- **TASK DIRECTIONS**: Look for the string "động" in the lines and copy each line that has it.

Stored items
========================================

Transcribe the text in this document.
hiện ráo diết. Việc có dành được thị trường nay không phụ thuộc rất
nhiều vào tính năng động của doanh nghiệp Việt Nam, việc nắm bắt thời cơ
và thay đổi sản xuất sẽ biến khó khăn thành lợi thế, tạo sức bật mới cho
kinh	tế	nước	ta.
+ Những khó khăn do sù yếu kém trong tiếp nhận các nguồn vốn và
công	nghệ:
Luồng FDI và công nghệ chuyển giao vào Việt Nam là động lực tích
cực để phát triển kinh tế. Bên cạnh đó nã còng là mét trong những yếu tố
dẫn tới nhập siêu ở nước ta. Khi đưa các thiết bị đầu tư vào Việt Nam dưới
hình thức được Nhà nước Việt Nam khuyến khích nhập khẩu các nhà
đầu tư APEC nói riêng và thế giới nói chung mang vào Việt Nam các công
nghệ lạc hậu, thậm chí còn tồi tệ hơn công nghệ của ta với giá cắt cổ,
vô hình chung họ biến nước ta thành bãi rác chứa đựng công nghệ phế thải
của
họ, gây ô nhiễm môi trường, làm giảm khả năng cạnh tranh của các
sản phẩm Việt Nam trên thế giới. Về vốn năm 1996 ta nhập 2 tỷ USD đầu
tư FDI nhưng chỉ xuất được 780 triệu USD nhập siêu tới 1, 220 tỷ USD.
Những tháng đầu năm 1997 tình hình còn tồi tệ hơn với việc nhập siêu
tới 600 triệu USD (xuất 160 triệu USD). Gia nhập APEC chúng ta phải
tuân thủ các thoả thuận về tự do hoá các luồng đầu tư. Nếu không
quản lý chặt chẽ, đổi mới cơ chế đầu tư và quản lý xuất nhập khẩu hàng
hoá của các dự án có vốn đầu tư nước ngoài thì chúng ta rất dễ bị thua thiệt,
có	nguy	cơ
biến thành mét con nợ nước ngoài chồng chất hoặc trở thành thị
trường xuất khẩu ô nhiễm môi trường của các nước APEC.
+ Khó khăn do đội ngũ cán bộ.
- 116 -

========================================

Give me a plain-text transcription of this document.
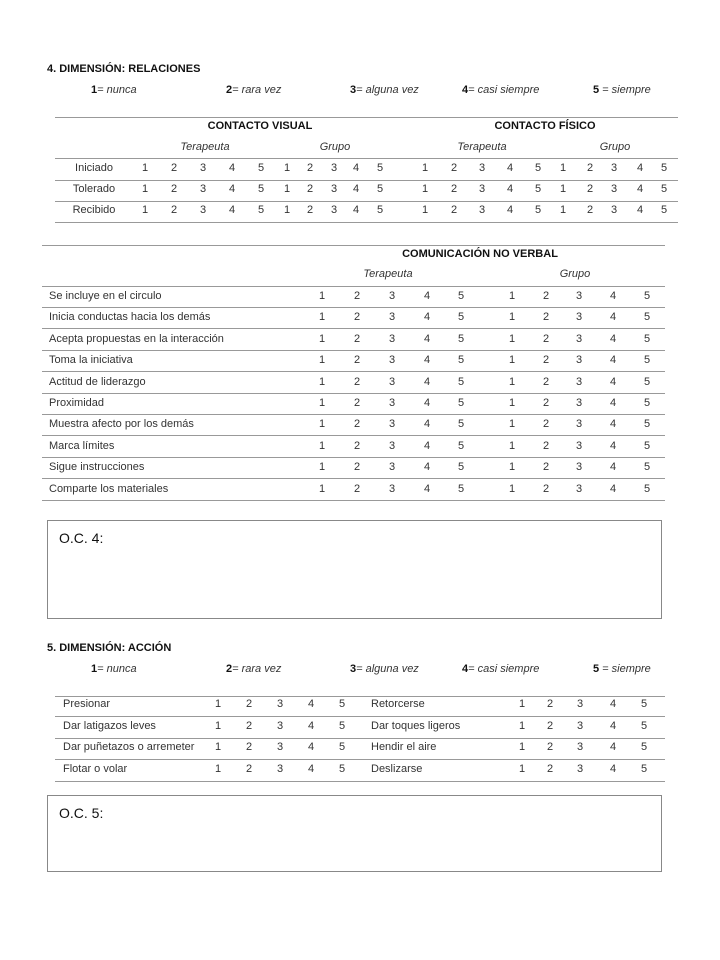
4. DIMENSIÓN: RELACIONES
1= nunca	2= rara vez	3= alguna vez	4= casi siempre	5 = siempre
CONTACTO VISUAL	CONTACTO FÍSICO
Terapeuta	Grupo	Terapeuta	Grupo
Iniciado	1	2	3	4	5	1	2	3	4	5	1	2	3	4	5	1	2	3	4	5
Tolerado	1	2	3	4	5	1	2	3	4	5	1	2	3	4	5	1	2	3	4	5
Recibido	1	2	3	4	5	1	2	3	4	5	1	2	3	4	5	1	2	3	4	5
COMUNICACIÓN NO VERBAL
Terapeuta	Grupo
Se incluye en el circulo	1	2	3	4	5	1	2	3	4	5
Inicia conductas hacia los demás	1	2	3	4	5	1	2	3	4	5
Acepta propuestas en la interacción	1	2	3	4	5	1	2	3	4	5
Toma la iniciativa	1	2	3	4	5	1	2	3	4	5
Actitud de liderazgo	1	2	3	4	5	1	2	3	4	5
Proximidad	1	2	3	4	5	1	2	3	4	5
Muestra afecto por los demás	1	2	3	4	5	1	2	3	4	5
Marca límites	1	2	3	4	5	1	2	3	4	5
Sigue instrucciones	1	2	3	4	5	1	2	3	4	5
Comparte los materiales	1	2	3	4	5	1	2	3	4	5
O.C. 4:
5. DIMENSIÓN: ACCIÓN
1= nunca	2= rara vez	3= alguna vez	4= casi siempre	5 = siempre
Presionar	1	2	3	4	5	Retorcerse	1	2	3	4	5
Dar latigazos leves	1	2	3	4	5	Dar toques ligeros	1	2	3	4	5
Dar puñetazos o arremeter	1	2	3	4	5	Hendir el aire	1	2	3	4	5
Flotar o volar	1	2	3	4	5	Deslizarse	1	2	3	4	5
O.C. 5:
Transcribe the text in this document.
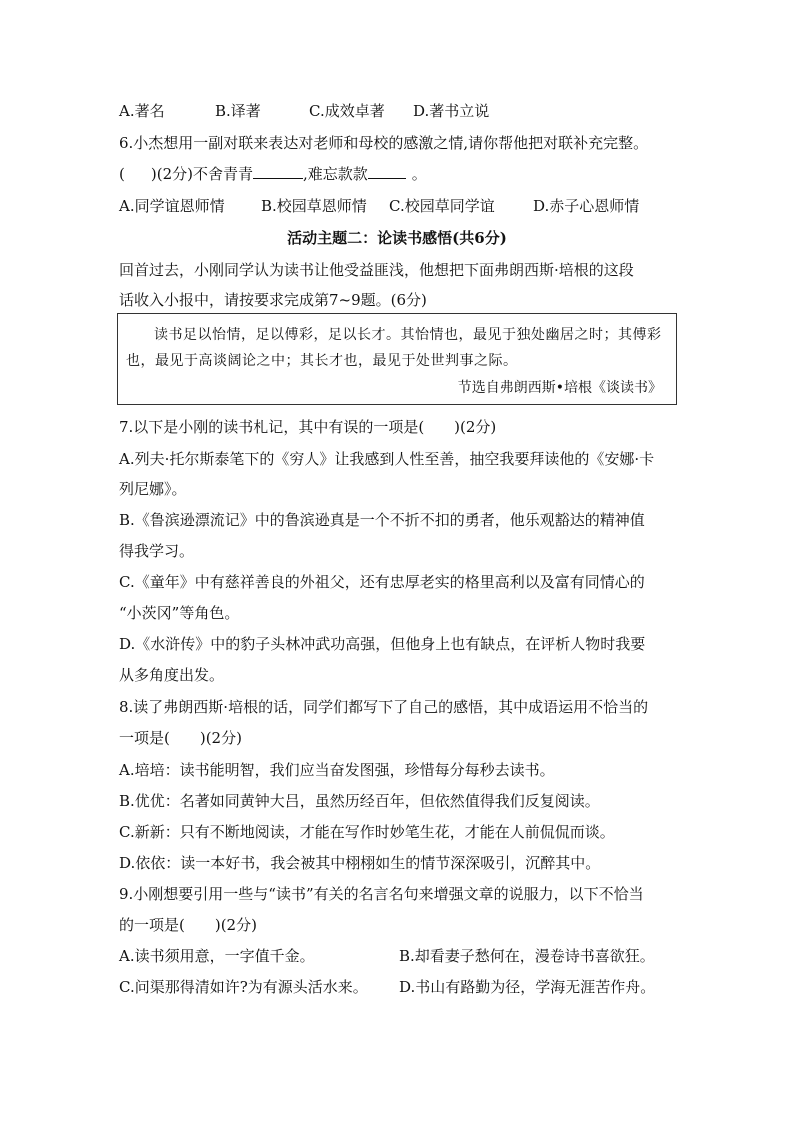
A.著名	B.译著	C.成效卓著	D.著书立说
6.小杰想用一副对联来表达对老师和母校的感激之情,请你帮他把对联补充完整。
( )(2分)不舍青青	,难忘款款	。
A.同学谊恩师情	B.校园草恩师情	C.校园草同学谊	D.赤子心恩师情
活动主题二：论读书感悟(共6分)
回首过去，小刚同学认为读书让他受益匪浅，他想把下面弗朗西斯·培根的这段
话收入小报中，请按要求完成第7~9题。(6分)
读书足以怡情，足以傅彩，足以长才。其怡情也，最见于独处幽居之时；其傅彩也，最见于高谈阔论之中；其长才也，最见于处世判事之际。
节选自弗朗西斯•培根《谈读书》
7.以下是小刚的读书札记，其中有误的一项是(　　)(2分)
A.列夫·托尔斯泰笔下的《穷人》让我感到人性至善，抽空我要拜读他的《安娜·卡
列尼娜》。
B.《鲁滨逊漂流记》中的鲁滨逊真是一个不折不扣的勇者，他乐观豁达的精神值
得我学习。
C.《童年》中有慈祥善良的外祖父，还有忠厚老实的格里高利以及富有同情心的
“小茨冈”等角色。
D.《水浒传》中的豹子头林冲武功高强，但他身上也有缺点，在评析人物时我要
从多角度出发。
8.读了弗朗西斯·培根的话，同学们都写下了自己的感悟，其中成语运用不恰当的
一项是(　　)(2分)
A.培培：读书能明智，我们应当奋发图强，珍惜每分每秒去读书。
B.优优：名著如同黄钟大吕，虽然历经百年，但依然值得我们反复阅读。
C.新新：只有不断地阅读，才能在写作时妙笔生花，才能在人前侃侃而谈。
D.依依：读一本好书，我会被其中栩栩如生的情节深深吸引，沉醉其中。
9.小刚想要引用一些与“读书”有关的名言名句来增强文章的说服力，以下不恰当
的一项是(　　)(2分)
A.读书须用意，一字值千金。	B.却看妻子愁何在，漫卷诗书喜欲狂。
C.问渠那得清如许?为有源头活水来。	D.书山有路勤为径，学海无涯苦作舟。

========================================

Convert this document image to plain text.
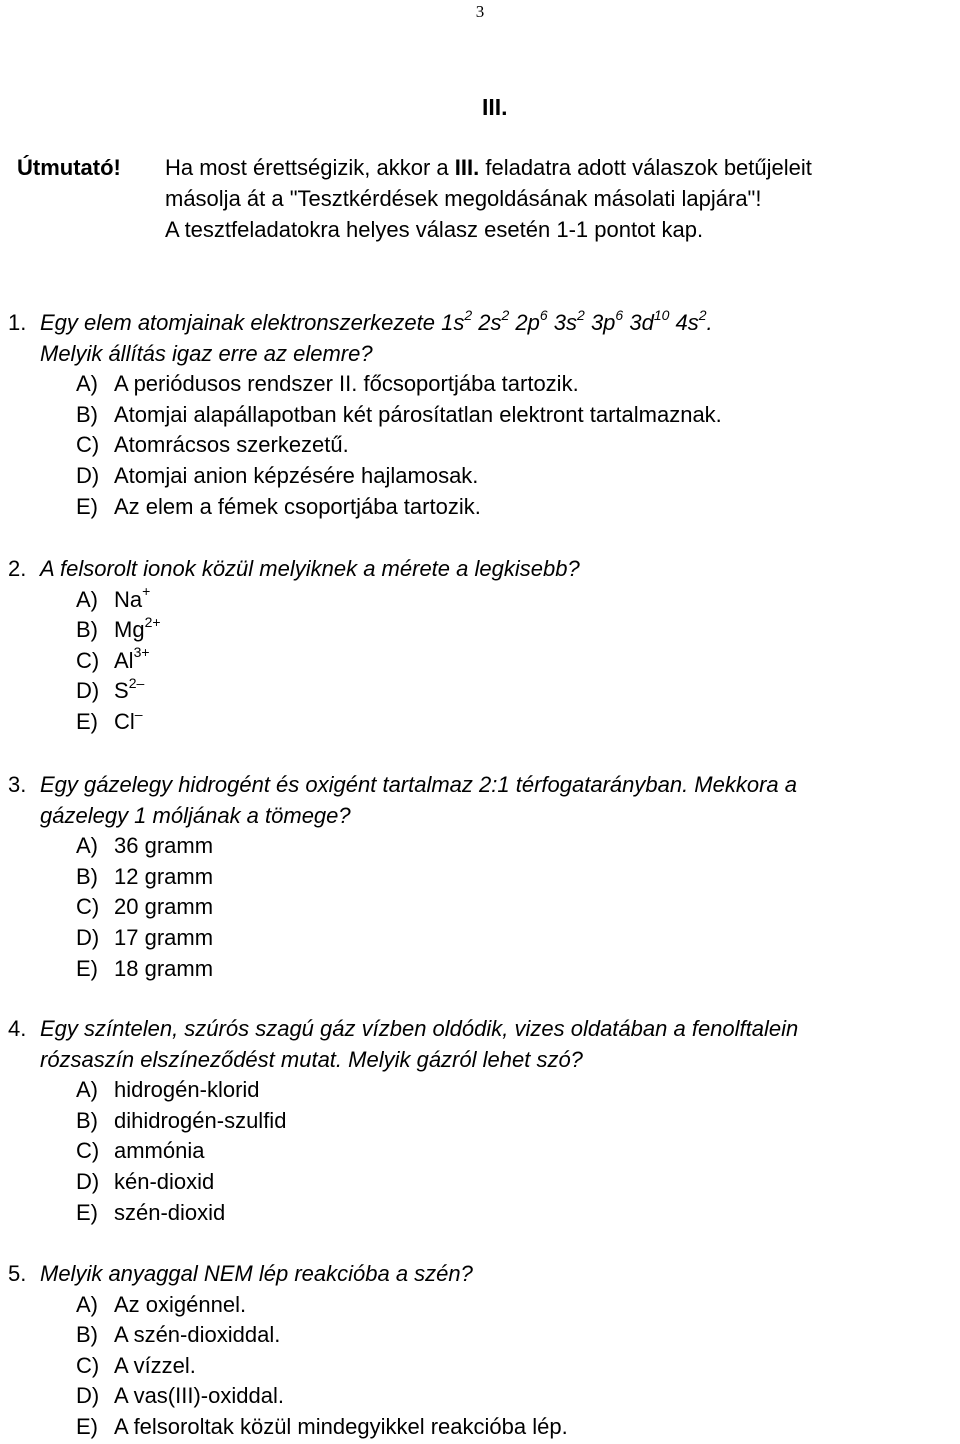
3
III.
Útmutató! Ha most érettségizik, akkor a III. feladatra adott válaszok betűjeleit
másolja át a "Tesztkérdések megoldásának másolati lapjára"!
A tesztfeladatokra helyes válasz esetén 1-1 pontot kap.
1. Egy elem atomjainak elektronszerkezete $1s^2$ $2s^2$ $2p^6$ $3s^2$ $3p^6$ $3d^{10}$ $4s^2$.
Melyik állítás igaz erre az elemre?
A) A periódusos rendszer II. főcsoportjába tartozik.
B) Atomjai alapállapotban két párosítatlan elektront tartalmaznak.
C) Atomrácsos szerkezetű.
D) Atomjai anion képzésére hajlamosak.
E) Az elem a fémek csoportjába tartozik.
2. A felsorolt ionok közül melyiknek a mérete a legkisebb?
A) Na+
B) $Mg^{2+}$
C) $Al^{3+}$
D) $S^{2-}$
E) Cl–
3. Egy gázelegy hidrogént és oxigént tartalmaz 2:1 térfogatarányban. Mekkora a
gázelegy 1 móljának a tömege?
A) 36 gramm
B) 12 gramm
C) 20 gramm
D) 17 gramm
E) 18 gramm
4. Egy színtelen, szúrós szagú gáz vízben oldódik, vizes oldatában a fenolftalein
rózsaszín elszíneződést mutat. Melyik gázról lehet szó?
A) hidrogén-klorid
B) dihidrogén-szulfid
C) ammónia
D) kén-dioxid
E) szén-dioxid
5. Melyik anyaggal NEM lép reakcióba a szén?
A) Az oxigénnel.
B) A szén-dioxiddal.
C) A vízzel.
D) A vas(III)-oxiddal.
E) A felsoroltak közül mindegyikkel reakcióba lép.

========================================

- **WORKED SOLUTION**:
nhiều vào tính năng động của doanh nghiệp Việt Nam, việc nắm bắt thời cơ
Luồng FDI và công nghệ chuyển giao vào Việt Nam là động lực tích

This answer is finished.